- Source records
--- Start ---

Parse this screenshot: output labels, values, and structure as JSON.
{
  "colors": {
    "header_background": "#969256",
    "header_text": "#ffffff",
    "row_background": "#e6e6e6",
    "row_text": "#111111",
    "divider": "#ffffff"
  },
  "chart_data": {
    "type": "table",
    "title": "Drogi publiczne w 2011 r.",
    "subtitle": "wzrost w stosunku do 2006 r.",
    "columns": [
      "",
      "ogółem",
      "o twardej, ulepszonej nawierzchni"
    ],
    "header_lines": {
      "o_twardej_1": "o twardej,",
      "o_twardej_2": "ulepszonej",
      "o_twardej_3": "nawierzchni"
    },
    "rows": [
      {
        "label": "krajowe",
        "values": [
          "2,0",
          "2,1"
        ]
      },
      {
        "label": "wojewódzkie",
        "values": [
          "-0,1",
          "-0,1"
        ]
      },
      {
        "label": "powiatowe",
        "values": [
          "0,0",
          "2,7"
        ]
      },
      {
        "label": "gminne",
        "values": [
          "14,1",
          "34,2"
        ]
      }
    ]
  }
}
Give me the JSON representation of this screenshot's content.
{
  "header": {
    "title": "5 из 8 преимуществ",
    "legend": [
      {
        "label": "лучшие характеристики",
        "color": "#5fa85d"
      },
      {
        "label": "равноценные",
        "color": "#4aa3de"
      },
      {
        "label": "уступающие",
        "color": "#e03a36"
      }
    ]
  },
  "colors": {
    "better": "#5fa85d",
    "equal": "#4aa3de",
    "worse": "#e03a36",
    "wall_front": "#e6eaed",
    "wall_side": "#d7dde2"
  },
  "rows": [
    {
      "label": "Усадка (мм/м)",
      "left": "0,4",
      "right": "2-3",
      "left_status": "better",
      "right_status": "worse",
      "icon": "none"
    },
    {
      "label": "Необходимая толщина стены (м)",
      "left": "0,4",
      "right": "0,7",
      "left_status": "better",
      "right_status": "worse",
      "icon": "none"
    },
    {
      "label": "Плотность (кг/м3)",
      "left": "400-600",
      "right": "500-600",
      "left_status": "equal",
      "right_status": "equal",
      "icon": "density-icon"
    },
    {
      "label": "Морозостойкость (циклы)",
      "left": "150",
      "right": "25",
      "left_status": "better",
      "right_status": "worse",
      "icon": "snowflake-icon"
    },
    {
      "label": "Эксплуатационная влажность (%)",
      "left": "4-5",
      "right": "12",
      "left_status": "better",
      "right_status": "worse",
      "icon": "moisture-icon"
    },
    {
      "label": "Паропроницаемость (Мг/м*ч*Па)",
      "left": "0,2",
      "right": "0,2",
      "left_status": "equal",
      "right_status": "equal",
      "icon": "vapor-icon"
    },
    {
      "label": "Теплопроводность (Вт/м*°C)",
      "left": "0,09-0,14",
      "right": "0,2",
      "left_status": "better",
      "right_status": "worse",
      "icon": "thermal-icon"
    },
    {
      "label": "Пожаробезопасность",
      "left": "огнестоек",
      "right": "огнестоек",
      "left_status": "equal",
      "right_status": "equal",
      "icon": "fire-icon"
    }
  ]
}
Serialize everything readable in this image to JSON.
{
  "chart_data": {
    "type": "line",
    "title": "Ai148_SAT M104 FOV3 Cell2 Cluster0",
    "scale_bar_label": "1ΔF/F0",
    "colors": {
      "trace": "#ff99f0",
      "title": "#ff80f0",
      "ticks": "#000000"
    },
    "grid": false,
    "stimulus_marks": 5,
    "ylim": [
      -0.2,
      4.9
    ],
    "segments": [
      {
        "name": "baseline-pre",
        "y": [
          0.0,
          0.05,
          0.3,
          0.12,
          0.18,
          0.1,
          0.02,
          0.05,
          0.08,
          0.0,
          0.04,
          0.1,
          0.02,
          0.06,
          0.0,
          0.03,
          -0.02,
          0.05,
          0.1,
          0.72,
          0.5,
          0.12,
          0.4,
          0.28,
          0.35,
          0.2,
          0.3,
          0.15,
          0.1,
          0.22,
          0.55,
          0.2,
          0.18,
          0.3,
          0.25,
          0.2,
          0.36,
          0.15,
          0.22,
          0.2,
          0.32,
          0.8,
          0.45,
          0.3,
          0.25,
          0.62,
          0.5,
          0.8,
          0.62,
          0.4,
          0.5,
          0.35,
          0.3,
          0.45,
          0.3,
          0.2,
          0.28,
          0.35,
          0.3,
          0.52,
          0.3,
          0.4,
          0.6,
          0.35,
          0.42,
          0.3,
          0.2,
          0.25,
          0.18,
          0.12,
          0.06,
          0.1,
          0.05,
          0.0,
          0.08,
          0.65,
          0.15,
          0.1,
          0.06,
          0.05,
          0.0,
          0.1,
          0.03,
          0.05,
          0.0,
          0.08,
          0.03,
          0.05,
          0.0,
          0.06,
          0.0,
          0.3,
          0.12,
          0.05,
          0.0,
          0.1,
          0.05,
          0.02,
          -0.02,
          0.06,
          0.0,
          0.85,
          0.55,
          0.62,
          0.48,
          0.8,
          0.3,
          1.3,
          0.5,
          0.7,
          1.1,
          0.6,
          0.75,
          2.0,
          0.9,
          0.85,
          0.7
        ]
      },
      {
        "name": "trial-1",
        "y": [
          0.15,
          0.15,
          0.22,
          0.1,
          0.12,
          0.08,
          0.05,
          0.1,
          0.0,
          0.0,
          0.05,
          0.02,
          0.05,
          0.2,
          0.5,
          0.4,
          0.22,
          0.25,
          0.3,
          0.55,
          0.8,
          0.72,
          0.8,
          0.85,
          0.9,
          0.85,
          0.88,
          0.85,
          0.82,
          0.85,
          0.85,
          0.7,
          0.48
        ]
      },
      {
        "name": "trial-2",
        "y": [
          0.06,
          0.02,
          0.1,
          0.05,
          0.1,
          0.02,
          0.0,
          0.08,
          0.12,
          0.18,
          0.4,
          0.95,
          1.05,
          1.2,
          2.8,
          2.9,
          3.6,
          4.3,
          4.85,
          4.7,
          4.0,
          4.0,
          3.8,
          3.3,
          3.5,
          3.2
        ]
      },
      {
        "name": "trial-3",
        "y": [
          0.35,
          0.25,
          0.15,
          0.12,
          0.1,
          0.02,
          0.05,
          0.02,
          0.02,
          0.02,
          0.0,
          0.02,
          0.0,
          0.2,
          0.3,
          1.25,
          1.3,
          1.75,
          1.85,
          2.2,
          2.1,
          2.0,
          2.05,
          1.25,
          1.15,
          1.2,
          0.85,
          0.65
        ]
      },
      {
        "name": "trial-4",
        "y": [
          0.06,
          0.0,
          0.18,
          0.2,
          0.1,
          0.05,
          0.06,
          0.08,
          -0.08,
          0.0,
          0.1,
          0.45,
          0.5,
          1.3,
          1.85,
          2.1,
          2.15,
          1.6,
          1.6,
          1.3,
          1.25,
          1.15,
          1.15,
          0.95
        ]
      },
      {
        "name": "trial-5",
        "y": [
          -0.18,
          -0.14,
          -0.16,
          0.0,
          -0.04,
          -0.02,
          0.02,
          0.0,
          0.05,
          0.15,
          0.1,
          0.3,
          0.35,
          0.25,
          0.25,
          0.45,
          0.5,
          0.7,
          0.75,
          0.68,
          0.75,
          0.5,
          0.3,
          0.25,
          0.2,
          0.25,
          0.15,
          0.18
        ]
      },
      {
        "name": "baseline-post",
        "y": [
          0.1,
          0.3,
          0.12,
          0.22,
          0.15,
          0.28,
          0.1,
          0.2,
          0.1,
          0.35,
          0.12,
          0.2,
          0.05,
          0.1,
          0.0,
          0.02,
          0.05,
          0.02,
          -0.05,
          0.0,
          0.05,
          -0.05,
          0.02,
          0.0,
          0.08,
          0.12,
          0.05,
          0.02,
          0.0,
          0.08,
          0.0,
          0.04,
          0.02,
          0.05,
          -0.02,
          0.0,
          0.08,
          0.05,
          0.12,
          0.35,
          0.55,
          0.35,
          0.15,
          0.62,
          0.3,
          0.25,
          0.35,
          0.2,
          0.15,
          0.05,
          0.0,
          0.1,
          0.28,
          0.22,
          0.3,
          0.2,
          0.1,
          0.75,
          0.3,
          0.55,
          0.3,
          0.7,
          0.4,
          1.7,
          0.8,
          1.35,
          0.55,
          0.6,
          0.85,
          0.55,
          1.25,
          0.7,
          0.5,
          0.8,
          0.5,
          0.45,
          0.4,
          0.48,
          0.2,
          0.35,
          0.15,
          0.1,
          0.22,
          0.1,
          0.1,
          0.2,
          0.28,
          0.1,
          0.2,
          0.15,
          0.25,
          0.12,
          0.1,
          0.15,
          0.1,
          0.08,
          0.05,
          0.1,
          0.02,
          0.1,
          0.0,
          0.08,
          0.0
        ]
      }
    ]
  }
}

--- End ---

- GOAL
Say how many lines of the data hold the string "nawierzchni". Reply with the number alone.

- OUTPUT OF THE TASK
2